> [Information supplied]

++++++++

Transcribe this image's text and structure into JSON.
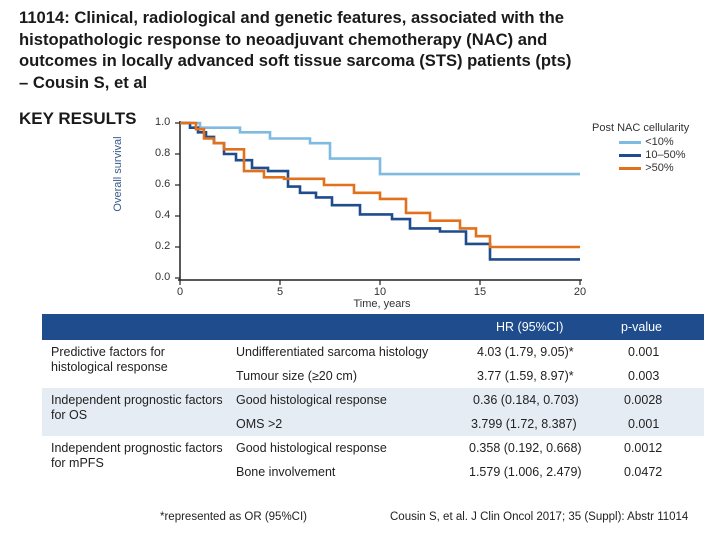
{
  "title": "11014: Clinical, radiological and genetic features, associated with the histopathologic response to neoadjuvant chemotherapy (NAC) and outcomes in locally advanced soft tissue sarcoma (STS) patients (pts) – Cousin S, et al",
  "key_results": "KEY RESULTS",
  "chart_data": {
    "type": "line",
    "step": true,
    "xlabel": "Time, years",
    "ylabel": "Overall survival",
    "xlim": [
      0,
      20
    ],
    "ylim": [
      0,
      1.0
    ],
    "x_ticks": [
      "0",
      "5",
      "10",
      "15",
      "20"
    ],
    "y_ticks": [
      "0.0",
      "0.2",
      "0.4",
      "0.6",
      "0.8",
      "1.0"
    ],
    "legend_title": "Post NAC cellularity",
    "series": [
      {
        "name": "<10%",
        "color": "#7fbbe0",
        "points": [
          [
            0,
            1.0
          ],
          [
            1.0,
            1.0
          ],
          [
            1.0,
            0.97
          ],
          [
            3.0,
            0.97
          ],
          [
            3.0,
            0.94
          ],
          [
            4.5,
            0.94
          ],
          [
            4.5,
            0.9
          ],
          [
            6.5,
            0.9
          ],
          [
            6.5,
            0.87
          ],
          [
            7.5,
            0.87
          ],
          [
            7.5,
            0.77
          ],
          [
            10.0,
            0.77
          ],
          [
            10.0,
            0.67
          ],
          [
            20.0,
            0.67
          ]
        ]
      },
      {
        "name": "10–50%",
        "color": "#1e4c8c",
        "points": [
          [
            0,
            1.0
          ],
          [
            0.5,
            1.0
          ],
          [
            0.5,
            0.97
          ],
          [
            0.9,
            0.97
          ],
          [
            0.9,
            0.94
          ],
          [
            1.3,
            0.94
          ],
          [
            1.3,
            0.91
          ],
          [
            1.7,
            0.91
          ],
          [
            1.7,
            0.87
          ],
          [
            2.2,
            0.87
          ],
          [
            2.2,
            0.8
          ],
          [
            2.8,
            0.8
          ],
          [
            2.8,
            0.76
          ],
          [
            3.6,
            0.76
          ],
          [
            3.6,
            0.71
          ],
          [
            4.4,
            0.71
          ],
          [
            4.4,
            0.69
          ],
          [
            5.4,
            0.69
          ],
          [
            5.4,
            0.59
          ],
          [
            6.0,
            0.59
          ],
          [
            6.0,
            0.55
          ],
          [
            6.8,
            0.55
          ],
          [
            6.8,
            0.52
          ],
          [
            7.6,
            0.52
          ],
          [
            7.6,
            0.47
          ],
          [
            9.0,
            0.47
          ],
          [
            9.0,
            0.41
          ],
          [
            10.6,
            0.41
          ],
          [
            10.6,
            0.38
          ],
          [
            11.5,
            0.38
          ],
          [
            11.5,
            0.32
          ],
          [
            13.0,
            0.32
          ],
          [
            13.0,
            0.3
          ],
          [
            14.3,
            0.3
          ],
          [
            14.3,
            0.22
          ],
          [
            15.5,
            0.22
          ],
          [
            15.5,
            0.12
          ],
          [
            20.0,
            0.12
          ]
        ]
      },
      {
        "name": ">50%",
        "color": "#e2711d",
        "points": [
          [
            0,
            1.0
          ],
          [
            0.8,
            1.0
          ],
          [
            0.8,
            0.96
          ],
          [
            1.2,
            0.96
          ],
          [
            1.2,
            0.9
          ],
          [
            1.7,
            0.9
          ],
          [
            1.7,
            0.87
          ],
          [
            2.2,
            0.87
          ],
          [
            2.2,
            0.83
          ],
          [
            3.2,
            0.83
          ],
          [
            3.2,
            0.69
          ],
          [
            4.2,
            0.69
          ],
          [
            4.2,
            0.65
          ],
          [
            5.2,
            0.65
          ],
          [
            5.2,
            0.64
          ],
          [
            7.2,
            0.64
          ],
          [
            7.2,
            0.6
          ],
          [
            8.7,
            0.6
          ],
          [
            8.7,
            0.55
          ],
          [
            10.0,
            0.55
          ],
          [
            10.0,
            0.51
          ],
          [
            11.3,
            0.51
          ],
          [
            11.3,
            0.42
          ],
          [
            12.5,
            0.42
          ],
          [
            12.5,
            0.37
          ],
          [
            14.0,
            0.37
          ],
          [
            14.0,
            0.32
          ],
          [
            14.8,
            0.32
          ],
          [
            14.8,
            0.27
          ],
          [
            15.5,
            0.27
          ],
          [
            15.5,
            0.2
          ],
          [
            20.0,
            0.2
          ]
        ]
      }
    ]
  },
  "table": {
    "header_hr": "HR (95%CI)",
    "header_p": "p-value",
    "groups": [
      {
        "label": "Predictive factors for histological response",
        "rows": [
          {
            "factor": "Undifferentiated sarcoma histology",
            "hr": "4.03 (1.79, 9.05)*",
            "p": "0.001"
          },
          {
            "factor": "Tumour size (≥20 cm)",
            "hr": "3.77 (1.59, 8.97)*",
            "p": "0.003"
          }
        ]
      },
      {
        "label": "Independent prognostic factors for OS",
        "rows": [
          {
            "factor": "Good histological response",
            "hr": "0.36 (0.184, 0.703)",
            "p": "0.0028"
          },
          {
            "factor": "OMS >2",
            "hr": "3.799 (1.72, 8.387)",
            "p": "0.001"
          }
        ]
      },
      {
        "label": "Independent prognostic factors for mPFS",
        "rows": [
          {
            "factor": "Good histological response",
            "hr": "0.358 (0.192, 0.668)",
            "p": "0.0012"
          },
          {
            "factor": "Bone involvement",
            "hr": "1.579 (1.006, 2.479)",
            "p": "0.0472"
          }
        ]
      }
    ]
  },
  "footnote": "*represented as OR (95%CI)",
  "citation": "Cousin S, et al. J Clin Oncol 2017; 35 (Suppl): Abstr 11014"
}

++++++++

> [Task directions] In this exercise, set down all of the data exactly, without the pictures.

> [Task result]
Transcribe this image's text and structure into JSON.
{
  "title": "11014: Clinical, radiological and genetic features, associated with the histopathologic response to neoadjuvant chemotherapy (NAC) and outcomes in locally advanced soft tissue sarcoma (STS) patients (pts) – Cousin S, et al",
  "key_results": "KEY RESULTS",
  "chart_data": {
    "type": "line",
    "step": true,
    "xlabel": "Time, years",
    "ylabel": "Overall survival",
    "xlim": [
      0,
      20
    ],
    "ylim": [
      0,
      1.0
    ],
    "x_ticks": [
      "0",
      "5",
      "10",
      "15",
      "20"
    ],
    "y_ticks": [
      "0.0",
      "0.2",
      "0.4",
      "0.6",
      "0.8",
      "1.0"
    ],
    "legend_title": "Post NAC cellularity",
    "series": [
      {
        "name": "<10%",
        "color": "#7fbbe0",
        "points": [
          [
            0,
            1.0
          ],
          [
            1.0,
            1.0
          ],
          [
            1.0,
            0.97
          ],
          [
            3.0,
            0.97
          ],
          [
            3.0,
            0.94
          ],
          [
            4.5,
            0.94
          ],
          [
            4.5,
            0.9
          ],
          [
            6.5,
            0.9
          ],
          [
            6.5,
            0.87
          ],
          [
            7.5,
            0.87
          ],
          [
            7.5,
            0.77
          ],
          [
            10.0,
            0.77
          ],
          [
            10.0,
            0.67
          ],
          [
            20.0,
            0.67
          ]
        ]
      },
      {
        "name": "10–50%",
        "color": "#1e4c8c",
        "points": [
          [
            0,
            1.0
          ],
          [
            0.5,
            1.0
          ],
          [
            0.5,
            0.97
          ],
          [
            0.9,
            0.97
          ],
          [
            0.9,
            0.94
          ],
          [
            1.3,
            0.94
          ],
          [
            1.3,
            0.91
          ],
          [
            1.7,
            0.91
          ],
          [
            1.7,
            0.87
          ],
          [
            2.2,
            0.87
          ],
          [
            2.2,
            0.8
          ],
          [
            2.8,
            0.8
          ],
          [
            2.8,
            0.76
          ],
          [
            3.6,
            0.76
          ],
          [
            3.6,
            0.71
          ],
          [
            4.4,
            0.71
          ],
          [
            4.4,
            0.69
          ],
          [
            5.4,
            0.69
          ],
          [
            5.4,
            0.59
          ],
          [
            6.0,
            0.59
          ],
          [
            6.0,
            0.55
          ],
          [
            6.8,
            0.55
          ],
          [
            6.8,
            0.52
          ],
          [
            7.6,
            0.52
          ],
          [
            7.6,
            0.47
          ],
          [
            9.0,
            0.47
          ],
          [
            9.0,
            0.41
          ],
          [
            10.6,
            0.41
          ],
          [
            10.6,
            0.38
          ],
          [
            11.5,
            0.38
          ],
          [
            11.5,
            0.32
          ],
          [
            13.0,
            0.32
          ],
          [
            13.0,
            0.3
          ],
          [
            14.3,
            0.3
          ],
          [
            14.3,
            0.22
          ],
          [
            15.5,
            0.22
          ],
          [
            15.5,
            0.12
          ],
          [
            20.0,
            0.12
          ]
        ]
      },
      {
        "name": ">50%",
        "color": "#e2711d",
        "points": [
          [
            0,
            1.0
          ],
          [
            0.8,
            1.0
          ],
          [
            0.8,
            0.96
          ],
          [
            1.2,
            0.96
          ],
          [
            1.2,
            0.9
          ],
          [
            1.7,
            0.9
          ],
          [
            1.7,
            0.87
          ],
          [
            2.2,
            0.87
          ],
          [
            2.2,
            0.83
          ],
          [
            3.2,
            0.83
          ],
          [
            3.2,
            0.69
          ],
          [
            4.2,
            0.69
          ],
          [
            4.2,
            0.65
          ],
          [
            5.2,
            0.65
          ],
          [
            5.2,
            0.64
          ],
          [
            7.2,
            0.64
          ],
          [
            7.2,
            0.6
          ],
          [
            8.7,
            0.6
          ],
          [
            8.7,
            0.55
          ],
          [
            10.0,
            0.55
          ],
          [
            10.0,
            0.51
          ],
          [
            11.3,
            0.51
          ],
          [
            11.3,
            0.42
          ],
          [
            12.5,
            0.42
          ],
          [
            12.5,
            0.37
          ],
          [
            14.0,
            0.37
          ],
          [
            14.0,
            0.32
          ],
          [
            14.8,
            0.32
          ],
          [
            14.8,
            0.27
          ],
          [
            15.5,
            0.27
          ],
          [
            15.5,
            0.2
          ],
          [
            20.0,
            0.2
          ]
        ]
      }
    ]
  },
  "table": {
    "header_hr": "HR (95%CI)",
    "header_p": "p-value",
    "groups": [
      {
        "label": "Predictive factors for histological response",
        "rows": [
          {
            "factor": "Undifferentiated sarcoma histology",
            "hr": "4.03 (1.79, 9.05)*",
            "p": "0.001"
          },
          {
            "factor": "Tumour size (≥20 cm)",
            "hr": "3.77 (1.59, 8.97)*",
            "p": "0.003"
          }
        ]
      },
      {
        "label": "Independent prognostic factors for OS",
        "rows": [
          {
            "factor": "Good histological response",
            "hr": "0.36 (0.184, 0.703)",
            "p": "0.0028"
          },
          {
            "factor": "OMS >2",
            "hr": "3.799 (1.72, 8.387)",
            "p": "0.001"
          }
        ]
      },
      {
        "label": "Independent prognostic factors for mPFS",
        "rows": [
          {
            "factor": "Good histological response",
            "hr": "0.358 (0.192, 0.668)",
            "p": "0.0012"
          },
          {
            "factor": "Bone involvement",
            "hr": "1.579 (1.006, 2.479)",
            "p": "0.0472"
          }
        ]
      }
    ]
  },
  "footnote": "*represented as OR (95%CI)",
  "citation": "Cousin S, et al. J Clin Oncol 2017; 35 (Suppl): Abstr 11014"
}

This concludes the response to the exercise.